Start

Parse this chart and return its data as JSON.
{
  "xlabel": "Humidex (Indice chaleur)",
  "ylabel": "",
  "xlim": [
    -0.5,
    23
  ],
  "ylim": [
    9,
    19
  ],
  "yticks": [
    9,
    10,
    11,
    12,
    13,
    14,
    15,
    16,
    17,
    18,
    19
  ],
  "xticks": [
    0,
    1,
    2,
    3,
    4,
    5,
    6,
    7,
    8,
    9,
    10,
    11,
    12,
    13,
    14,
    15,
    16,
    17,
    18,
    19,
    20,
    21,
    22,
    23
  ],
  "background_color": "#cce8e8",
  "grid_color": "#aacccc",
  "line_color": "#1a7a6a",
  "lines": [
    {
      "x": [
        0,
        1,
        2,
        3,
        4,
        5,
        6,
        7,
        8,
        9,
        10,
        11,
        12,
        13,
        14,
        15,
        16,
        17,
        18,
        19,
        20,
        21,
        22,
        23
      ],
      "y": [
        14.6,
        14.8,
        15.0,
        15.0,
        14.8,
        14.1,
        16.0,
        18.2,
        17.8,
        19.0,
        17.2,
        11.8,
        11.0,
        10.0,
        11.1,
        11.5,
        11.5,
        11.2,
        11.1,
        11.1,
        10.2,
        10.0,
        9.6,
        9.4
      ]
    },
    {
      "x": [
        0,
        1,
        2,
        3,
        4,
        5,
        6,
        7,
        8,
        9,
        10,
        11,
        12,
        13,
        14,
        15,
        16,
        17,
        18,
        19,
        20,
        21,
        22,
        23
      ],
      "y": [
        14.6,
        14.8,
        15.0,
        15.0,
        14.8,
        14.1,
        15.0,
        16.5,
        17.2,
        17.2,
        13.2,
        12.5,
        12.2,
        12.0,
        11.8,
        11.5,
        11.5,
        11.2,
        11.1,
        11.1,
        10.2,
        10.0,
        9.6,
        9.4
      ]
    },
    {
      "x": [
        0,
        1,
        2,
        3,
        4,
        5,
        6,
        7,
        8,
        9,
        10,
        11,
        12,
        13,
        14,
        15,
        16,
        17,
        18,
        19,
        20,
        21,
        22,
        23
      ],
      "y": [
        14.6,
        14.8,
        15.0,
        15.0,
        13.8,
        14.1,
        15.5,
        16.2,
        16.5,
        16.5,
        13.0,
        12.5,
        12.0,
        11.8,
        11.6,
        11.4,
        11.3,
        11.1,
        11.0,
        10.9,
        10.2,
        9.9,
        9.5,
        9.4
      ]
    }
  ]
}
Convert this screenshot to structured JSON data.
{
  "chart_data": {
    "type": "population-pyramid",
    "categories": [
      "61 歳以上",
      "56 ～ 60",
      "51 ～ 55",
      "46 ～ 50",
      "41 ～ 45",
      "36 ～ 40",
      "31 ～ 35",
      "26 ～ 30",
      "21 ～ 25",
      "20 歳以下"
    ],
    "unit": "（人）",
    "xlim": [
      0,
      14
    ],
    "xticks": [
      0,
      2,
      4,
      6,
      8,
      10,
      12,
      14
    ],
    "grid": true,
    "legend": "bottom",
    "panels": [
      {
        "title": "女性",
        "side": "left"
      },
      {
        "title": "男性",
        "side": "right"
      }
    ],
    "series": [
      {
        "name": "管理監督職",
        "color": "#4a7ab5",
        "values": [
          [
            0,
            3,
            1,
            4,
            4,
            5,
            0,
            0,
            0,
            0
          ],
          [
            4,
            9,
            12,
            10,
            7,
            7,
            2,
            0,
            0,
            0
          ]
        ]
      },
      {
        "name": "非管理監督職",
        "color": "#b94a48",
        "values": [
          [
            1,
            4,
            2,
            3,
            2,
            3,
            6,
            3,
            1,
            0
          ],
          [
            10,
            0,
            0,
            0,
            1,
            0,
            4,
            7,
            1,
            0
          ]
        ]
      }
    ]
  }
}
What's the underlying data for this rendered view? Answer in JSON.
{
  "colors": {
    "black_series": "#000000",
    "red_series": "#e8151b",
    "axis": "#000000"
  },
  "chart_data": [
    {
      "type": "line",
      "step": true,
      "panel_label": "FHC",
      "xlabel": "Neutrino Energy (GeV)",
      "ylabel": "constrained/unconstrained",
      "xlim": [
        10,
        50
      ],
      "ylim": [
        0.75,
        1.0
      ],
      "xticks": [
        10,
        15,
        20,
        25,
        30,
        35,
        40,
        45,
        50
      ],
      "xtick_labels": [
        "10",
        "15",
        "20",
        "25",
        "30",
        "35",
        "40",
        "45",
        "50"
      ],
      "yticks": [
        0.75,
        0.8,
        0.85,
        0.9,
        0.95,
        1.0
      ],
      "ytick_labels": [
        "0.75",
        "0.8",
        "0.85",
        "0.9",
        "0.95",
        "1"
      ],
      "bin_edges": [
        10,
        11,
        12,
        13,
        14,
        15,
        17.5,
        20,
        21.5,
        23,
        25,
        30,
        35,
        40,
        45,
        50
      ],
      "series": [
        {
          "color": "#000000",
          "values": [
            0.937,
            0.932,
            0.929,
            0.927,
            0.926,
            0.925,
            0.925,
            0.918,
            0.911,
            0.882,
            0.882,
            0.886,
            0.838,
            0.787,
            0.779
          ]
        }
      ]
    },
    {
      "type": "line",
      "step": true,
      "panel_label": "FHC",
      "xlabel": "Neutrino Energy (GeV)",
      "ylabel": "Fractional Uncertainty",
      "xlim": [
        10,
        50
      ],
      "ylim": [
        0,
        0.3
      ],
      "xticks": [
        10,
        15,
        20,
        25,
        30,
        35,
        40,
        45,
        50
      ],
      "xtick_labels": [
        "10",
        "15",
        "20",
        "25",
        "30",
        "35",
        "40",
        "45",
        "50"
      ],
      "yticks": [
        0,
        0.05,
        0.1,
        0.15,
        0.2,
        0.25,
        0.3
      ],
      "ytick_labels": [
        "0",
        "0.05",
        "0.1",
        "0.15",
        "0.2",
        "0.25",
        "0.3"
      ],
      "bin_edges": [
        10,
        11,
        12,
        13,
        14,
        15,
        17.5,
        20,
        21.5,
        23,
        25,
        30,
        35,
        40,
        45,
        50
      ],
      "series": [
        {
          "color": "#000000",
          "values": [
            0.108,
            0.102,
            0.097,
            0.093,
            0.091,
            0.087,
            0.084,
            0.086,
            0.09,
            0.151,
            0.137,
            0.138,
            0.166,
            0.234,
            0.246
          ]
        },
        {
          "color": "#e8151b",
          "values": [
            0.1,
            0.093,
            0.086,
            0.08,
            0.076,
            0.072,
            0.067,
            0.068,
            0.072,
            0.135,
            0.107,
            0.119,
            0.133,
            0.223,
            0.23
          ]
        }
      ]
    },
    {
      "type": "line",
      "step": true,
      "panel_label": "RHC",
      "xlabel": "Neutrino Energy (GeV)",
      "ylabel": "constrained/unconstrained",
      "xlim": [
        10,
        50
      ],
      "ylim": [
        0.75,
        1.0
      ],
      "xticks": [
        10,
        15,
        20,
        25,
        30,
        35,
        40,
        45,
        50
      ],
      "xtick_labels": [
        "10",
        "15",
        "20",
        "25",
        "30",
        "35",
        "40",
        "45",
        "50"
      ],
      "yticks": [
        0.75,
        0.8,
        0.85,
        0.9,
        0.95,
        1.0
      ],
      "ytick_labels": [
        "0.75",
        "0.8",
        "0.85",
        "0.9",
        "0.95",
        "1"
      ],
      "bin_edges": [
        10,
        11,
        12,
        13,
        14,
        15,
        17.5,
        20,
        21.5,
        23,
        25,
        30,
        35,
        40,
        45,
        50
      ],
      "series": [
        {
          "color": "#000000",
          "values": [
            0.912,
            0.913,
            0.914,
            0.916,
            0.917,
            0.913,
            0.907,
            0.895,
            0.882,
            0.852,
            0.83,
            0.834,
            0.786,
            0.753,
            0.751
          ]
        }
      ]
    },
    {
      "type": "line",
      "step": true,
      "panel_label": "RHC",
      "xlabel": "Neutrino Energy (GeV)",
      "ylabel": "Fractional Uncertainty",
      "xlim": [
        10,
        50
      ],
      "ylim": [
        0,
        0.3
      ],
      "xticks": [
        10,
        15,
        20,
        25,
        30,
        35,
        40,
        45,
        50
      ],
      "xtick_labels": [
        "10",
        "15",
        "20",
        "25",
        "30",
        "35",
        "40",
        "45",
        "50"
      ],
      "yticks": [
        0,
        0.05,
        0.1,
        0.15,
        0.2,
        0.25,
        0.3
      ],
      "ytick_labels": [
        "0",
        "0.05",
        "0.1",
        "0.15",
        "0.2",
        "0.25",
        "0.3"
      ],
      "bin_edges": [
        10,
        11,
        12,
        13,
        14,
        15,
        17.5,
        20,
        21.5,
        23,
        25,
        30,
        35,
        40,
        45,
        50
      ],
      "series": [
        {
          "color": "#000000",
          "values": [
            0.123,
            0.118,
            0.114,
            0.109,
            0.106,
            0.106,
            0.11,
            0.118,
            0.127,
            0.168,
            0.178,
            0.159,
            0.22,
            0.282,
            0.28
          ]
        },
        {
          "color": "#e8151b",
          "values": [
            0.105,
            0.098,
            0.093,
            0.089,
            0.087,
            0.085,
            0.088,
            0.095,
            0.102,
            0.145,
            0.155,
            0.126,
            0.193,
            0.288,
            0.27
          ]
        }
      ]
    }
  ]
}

End

**Direction**.
Within the listing above, work out how many lines contain the string "JSON", and reply with that number only.

**Exercise solution**.
3